## [Objective]
Set down all of the data exactly as it appears.
── Exercise inputs ──
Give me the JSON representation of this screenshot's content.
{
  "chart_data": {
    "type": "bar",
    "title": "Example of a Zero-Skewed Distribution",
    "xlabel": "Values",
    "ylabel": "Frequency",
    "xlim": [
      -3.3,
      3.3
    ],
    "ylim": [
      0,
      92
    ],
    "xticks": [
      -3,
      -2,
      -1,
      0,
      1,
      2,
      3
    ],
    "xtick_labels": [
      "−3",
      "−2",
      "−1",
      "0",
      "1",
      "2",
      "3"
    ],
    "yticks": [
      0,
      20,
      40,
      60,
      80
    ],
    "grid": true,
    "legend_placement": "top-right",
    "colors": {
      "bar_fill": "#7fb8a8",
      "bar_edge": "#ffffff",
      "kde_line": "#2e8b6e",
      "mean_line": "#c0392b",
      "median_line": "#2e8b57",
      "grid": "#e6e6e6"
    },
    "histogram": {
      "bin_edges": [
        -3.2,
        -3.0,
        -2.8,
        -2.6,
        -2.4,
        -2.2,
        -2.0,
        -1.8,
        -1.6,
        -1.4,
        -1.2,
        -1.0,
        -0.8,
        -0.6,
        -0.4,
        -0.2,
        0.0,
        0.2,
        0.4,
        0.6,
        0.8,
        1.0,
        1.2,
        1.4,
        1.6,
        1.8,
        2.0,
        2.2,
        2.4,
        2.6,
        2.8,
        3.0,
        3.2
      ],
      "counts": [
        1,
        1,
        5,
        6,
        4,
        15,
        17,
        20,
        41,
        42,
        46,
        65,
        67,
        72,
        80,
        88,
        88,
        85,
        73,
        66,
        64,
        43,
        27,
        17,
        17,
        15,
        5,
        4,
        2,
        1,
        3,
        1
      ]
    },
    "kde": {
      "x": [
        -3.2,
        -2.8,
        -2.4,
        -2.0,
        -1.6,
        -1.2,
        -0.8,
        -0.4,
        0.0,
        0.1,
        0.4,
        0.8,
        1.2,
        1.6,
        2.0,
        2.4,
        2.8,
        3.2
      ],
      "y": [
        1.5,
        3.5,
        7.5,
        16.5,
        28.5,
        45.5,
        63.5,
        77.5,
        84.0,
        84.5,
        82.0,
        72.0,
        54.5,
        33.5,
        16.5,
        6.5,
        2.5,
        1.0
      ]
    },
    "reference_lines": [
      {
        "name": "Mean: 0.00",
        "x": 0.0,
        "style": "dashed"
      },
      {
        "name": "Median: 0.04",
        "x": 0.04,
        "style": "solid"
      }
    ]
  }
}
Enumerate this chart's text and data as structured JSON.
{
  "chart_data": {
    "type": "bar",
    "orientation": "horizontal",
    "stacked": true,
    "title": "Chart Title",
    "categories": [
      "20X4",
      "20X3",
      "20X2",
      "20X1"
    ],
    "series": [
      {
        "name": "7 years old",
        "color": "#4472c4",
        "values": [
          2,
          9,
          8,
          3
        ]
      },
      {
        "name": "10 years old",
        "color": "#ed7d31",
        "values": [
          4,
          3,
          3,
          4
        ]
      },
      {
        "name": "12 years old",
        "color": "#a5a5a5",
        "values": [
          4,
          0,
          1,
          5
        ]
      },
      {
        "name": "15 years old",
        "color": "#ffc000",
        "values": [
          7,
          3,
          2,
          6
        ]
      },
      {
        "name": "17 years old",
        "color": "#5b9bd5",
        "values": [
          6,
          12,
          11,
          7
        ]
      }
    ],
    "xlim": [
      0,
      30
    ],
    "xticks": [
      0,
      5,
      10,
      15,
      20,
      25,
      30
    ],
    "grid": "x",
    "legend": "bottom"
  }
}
───
## [Final answer]
Give me the JSON representation of this screenshot's content.
{
  "chart_data": {
    "type": "bar",
    "title": "Example of a Zero-Skewed Distribution",
    "xlabel": "Values",
    "ylabel": "Frequency",
    "xlim": [
      -3.3,
      3.3
    ],
    "ylim": [
      0,
      92
    ],
    "xticks": [
      -3,
      -2,
      -1,
      0,
      1,
      2,
      3
    ],
    "xtick_labels": [
      "−3",
      "−2",
      "−1",
      "0",
      "1",
      "2",
      "3"
    ],
    "yticks": [
      0,
      20,
      40,
      60,
      80
    ],
    "grid": true,
    "legend_placement": "top-right",
    "colors": {
      "bar_fill": "#7fb8a8",
      "bar_edge": "#ffffff",
      "kde_line": "#2e8b6e",
      "mean_line": "#c0392b",
      "median_line": "#2e8b57",
      "grid": "#e6e6e6"
    },
    "histogram": {
      "bin_edges": [
        -3.2,
        -3.0,
        -2.8,
        -2.6,
        -2.4,
        -2.2,
        -2.0,
        -1.8,
        -1.6,
        -1.4,
        -1.2,
        -1.0,
        -0.8,
        -0.6,
        -0.4,
        -0.2,
        0.0,
        0.2,
        0.4,
        0.6,
        0.8,
        1.0,
        1.2,
        1.4,
        1.6,
        1.8,
        2.0,
        2.2,
        2.4,
        2.6,
        2.8,
        3.0,
        3.2
      ],
      "counts": [
        1,
        1,
        5,
        6,
        4,
        15,
        17,
        20,
        41,
        42,
        46,
        65,
        67,
        72,
        80,
        88,
        88,
        85,
        73,
        66,
        64,
        43,
        27,
        17,
        17,
        15,
        5,
        4,
        2,
        1,
        3,
        1
      ]
    },
    "kde": {
      "x": [
        -3.2,
        -2.8,
        -2.4,
        -2.0,
        -1.6,
        -1.2,
        -0.8,
        -0.4,
        0.0,
        0.1,
        0.4,
        0.8,
        1.2,
        1.6,
        2.0,
        2.4,
        2.8,
        3.2
      ],
      "y": [
        1.5,
        3.5,
        7.5,
        16.5,
        28.5,
        45.5,
        63.5,
        77.5,
        84.0,
        84.5,
        82.0,
        72.0,
        54.5,
        33.5,
        16.5,
        6.5,
        2.5,
        1.0
      ]
    },
    "reference_lines": [
      {
        "name": "Mean: 0.00",
        "x": 0.0,
        "style": "dashed"
      },
      {
        "name": "Median: 0.04",
        "x": 0.04,
        "style": "solid"
      }
    ]
  }
}
Enumerate this chart's text and data as structured JSON.
{
  "chart_data": {
    "type": "bar",
    "orientation": "horizontal",
    "stacked": true,
    "title": "Chart Title",
    "categories": [
      "20X4",
      "20X3",
      "20X2",
      "20X1"
    ],
    "series": [
      {
        "name": "7 years old",
        "color": "#4472c4",
        "values": [
          2,
          9,
          8,
          3
        ]
      },
      {
        "name": "10 years old",
        "color": "#ed7d31",
        "values": [
          4,
          3,
          3,
          4
        ]
      },
      {
        "name": "12 years old",
        "color": "#a5a5a5",
        "values": [
          4,
          0,
          1,
          5
        ]
      },
      {
        "name": "15 years old",
        "color": "#ffc000",
        "values": [
          7,
          3,
          2,
          6
        ]
      },
      {
        "name": "17 years old",
        "color": "#5b9bd5",
        "values": [
          6,
          12,
          11,
          7
        ]
      }
    ],
    "xlim": [
      0,
      30
    ],
    "xticks": [
      0,
      5,
      10,
      15,
      20,
      25,
      30
    ],
    "grid": "x",
    "legend": "bottom"
  }
}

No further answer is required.